→ **What the task requires**: Leave the pictures out and quote only the lines from the one with "Parse this screenshot: output" down to the end of the listing below.

→ **Extracted information**:
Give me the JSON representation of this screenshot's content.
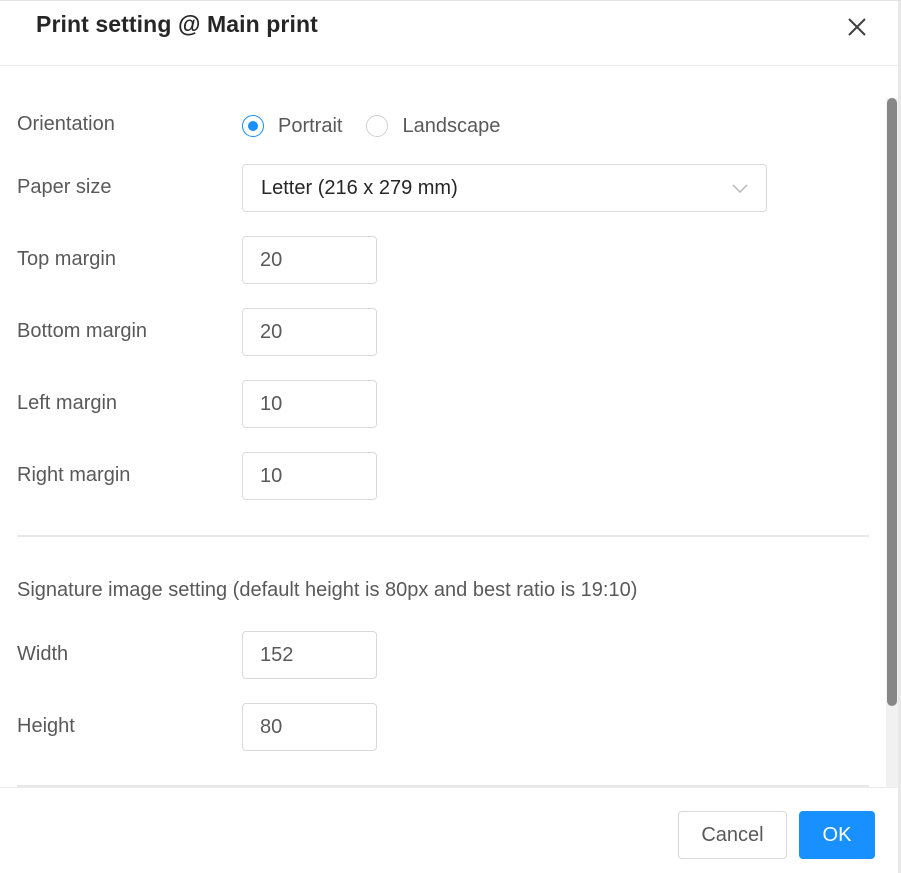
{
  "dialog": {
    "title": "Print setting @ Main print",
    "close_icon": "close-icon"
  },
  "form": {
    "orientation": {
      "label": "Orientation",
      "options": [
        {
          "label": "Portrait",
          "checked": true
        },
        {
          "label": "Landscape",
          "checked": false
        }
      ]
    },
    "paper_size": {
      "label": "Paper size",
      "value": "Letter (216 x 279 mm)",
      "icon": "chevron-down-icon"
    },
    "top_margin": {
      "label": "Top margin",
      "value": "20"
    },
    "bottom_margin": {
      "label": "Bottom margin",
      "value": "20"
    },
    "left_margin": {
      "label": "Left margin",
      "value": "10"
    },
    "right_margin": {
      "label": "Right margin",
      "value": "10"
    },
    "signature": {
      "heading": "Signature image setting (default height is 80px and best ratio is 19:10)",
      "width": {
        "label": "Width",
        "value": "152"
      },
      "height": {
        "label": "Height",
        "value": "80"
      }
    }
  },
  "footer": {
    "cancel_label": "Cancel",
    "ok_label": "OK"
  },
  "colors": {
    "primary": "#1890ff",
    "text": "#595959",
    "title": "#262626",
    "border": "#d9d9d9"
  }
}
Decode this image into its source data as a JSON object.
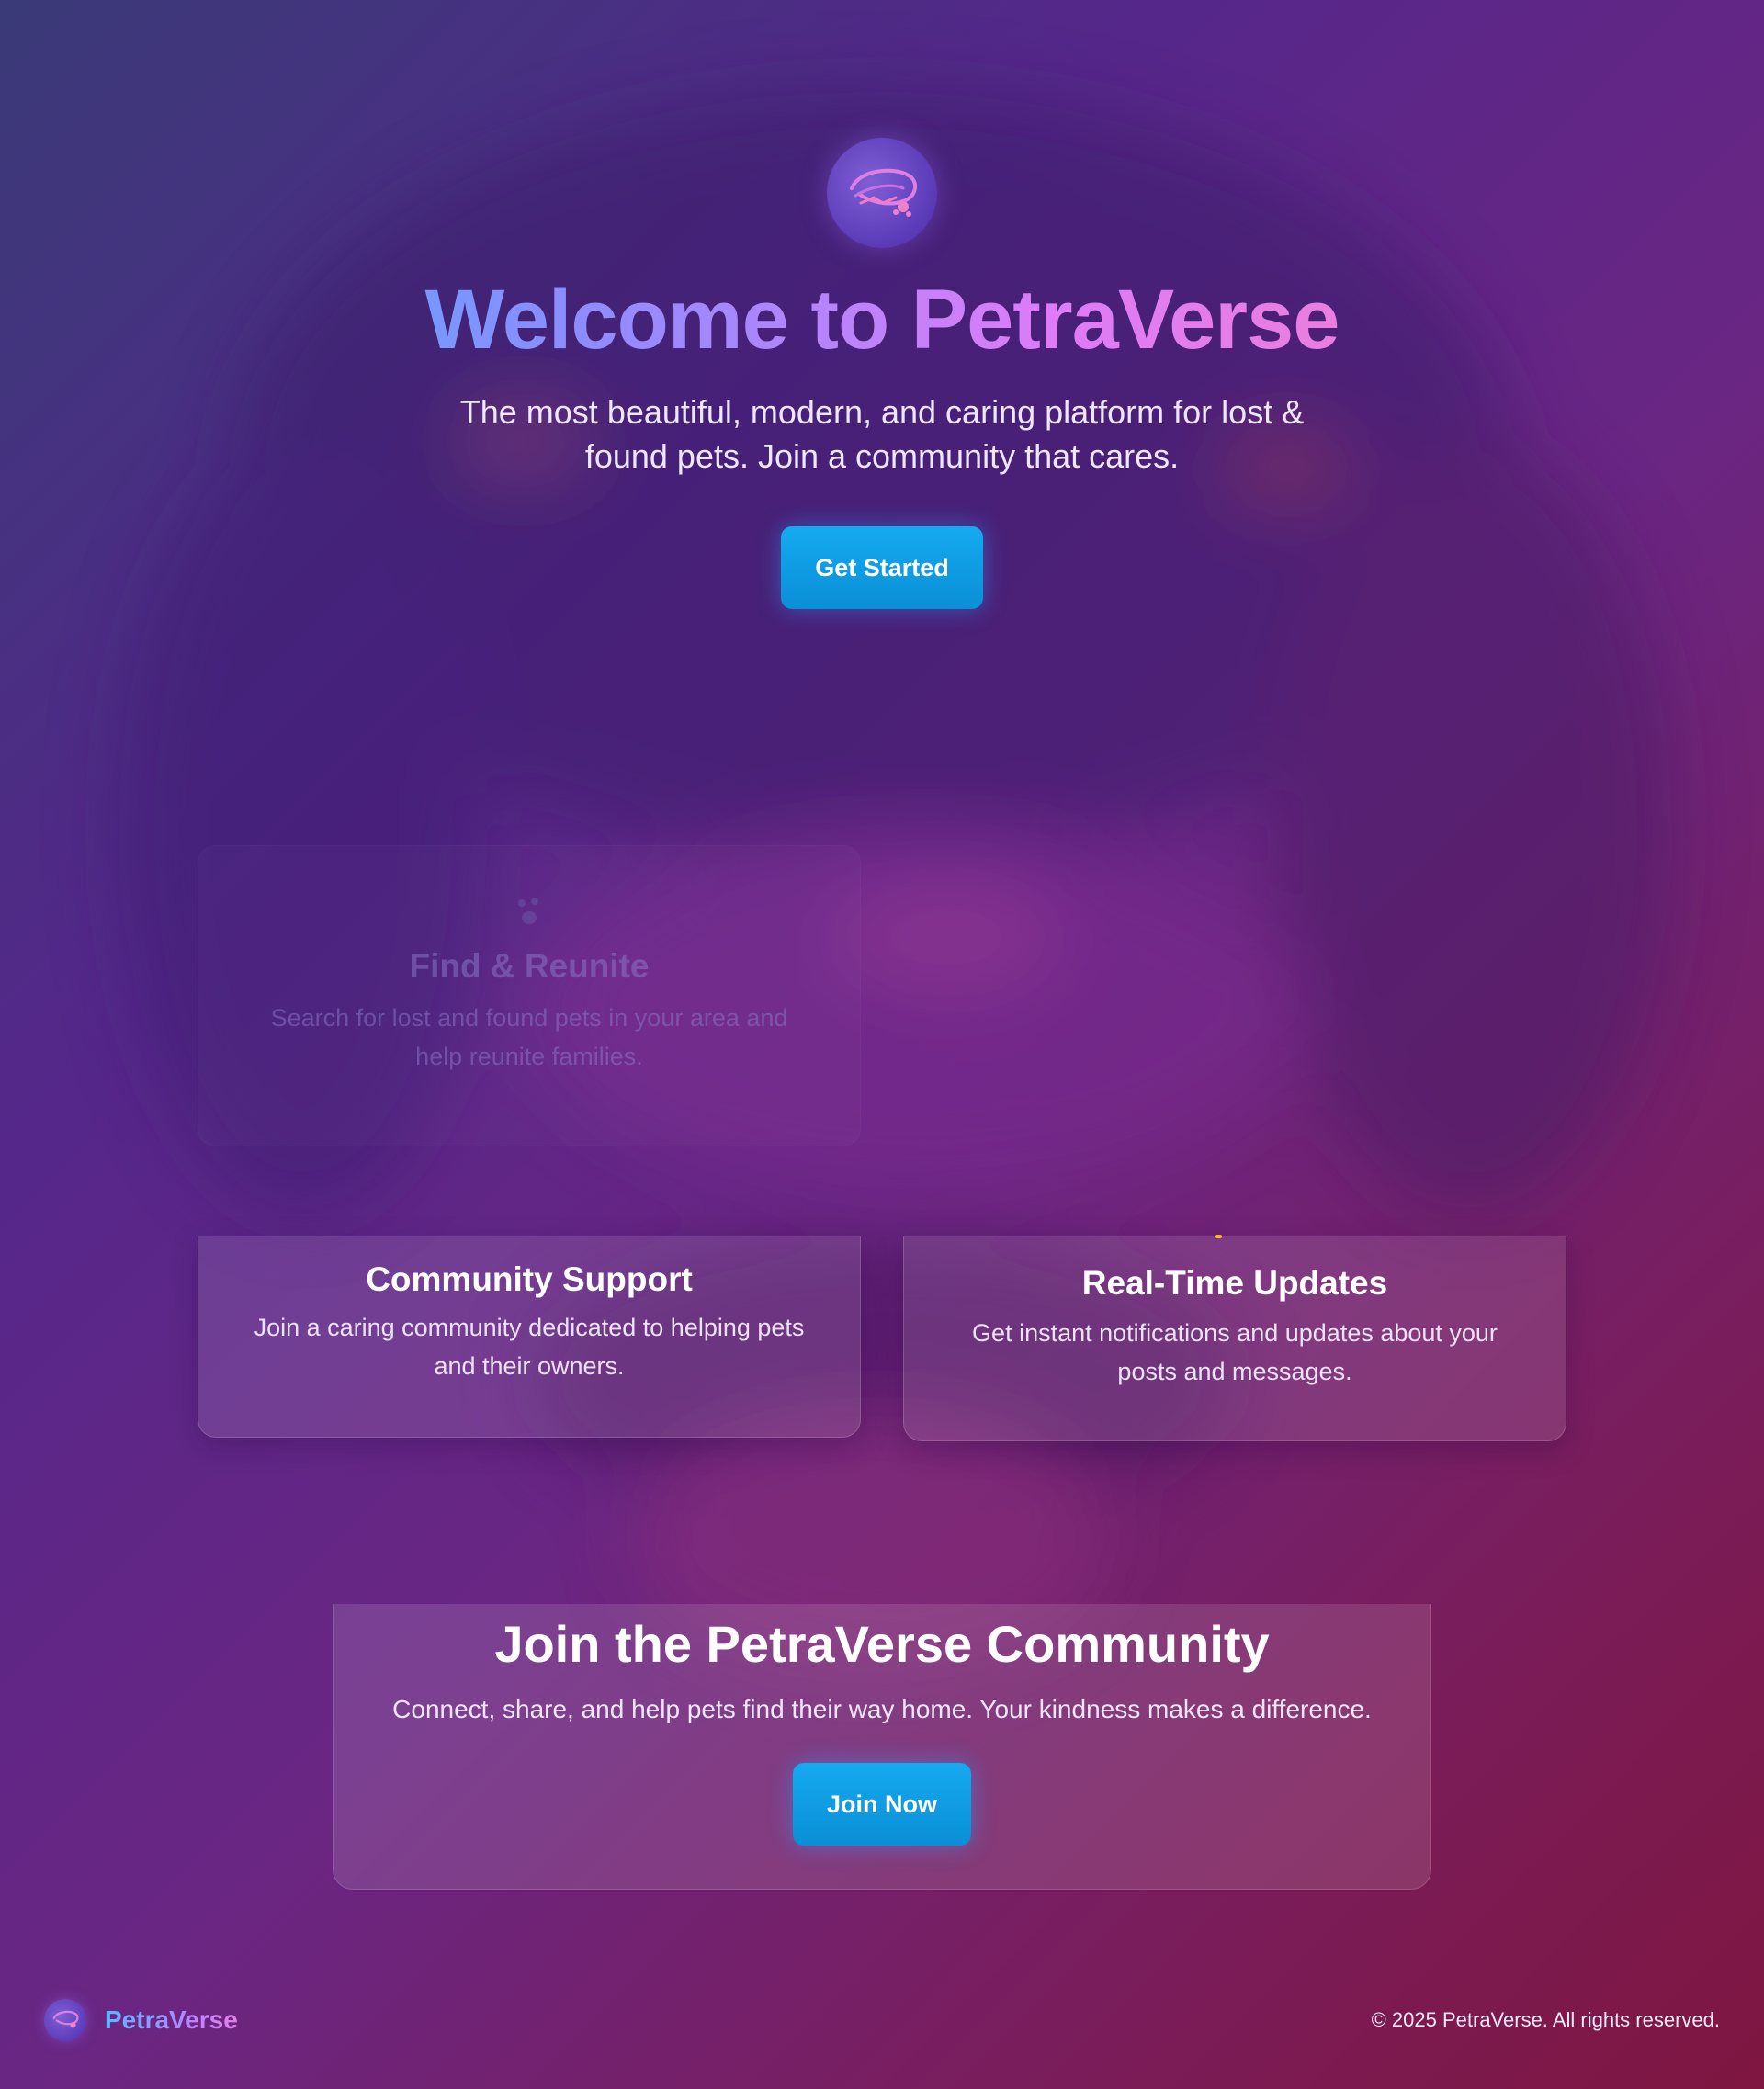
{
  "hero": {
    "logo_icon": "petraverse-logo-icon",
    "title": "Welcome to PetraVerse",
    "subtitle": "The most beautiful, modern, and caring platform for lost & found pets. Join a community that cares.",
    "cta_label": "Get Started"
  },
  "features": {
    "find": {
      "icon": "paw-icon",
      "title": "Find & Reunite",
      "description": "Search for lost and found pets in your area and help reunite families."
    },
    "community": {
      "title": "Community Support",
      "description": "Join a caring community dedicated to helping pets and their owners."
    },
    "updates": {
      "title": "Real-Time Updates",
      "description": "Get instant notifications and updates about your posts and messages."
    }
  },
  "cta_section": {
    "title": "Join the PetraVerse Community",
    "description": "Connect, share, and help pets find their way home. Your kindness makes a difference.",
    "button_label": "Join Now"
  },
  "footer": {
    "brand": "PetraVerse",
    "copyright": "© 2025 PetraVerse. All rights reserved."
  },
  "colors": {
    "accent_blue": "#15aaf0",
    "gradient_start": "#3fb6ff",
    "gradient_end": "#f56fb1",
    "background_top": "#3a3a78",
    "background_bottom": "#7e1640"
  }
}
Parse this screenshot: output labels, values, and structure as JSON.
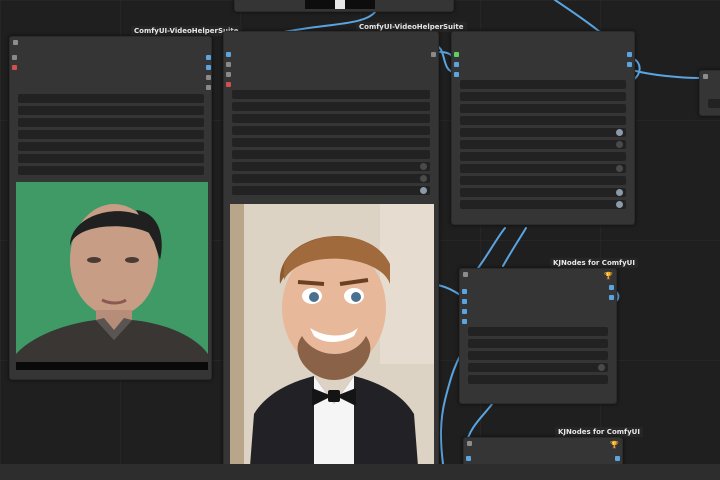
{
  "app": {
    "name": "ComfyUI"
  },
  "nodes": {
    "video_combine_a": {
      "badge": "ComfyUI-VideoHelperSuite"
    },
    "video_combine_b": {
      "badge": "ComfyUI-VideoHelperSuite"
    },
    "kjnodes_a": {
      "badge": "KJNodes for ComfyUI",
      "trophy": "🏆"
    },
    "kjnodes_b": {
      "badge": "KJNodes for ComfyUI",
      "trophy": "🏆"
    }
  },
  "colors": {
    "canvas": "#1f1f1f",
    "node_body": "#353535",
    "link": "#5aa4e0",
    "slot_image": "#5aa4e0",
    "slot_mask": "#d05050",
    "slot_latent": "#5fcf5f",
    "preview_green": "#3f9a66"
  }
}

→ **Expected answer**:
Parse this screenshot: output labels, values, and structure as JSON.
{
  "app": {
    "name": "ComfyUI"
  },
  "nodes": {
    "video_combine_a": {
      "badge": "ComfyUI-VideoHelperSuite"
    },
    "video_combine_b": {
      "badge": "ComfyUI-VideoHelperSuite"
    },
    "kjnodes_a": {
      "badge": "KJNodes for ComfyUI",
      "trophy": "🏆"
    },
    "kjnodes_b": {
      "badge": "KJNodes for ComfyUI",
      "trophy": "🏆"
    }
  },
  "colors": {
    "canvas": "#1f1f1f",
    "node_body": "#353535",
    "link": "#5aa4e0",
    "slot_image": "#5aa4e0",
    "slot_mask": "#d05050",
    "slot_latent": "#5fcf5f",
    "preview_green": "#3f9a66"
  }
}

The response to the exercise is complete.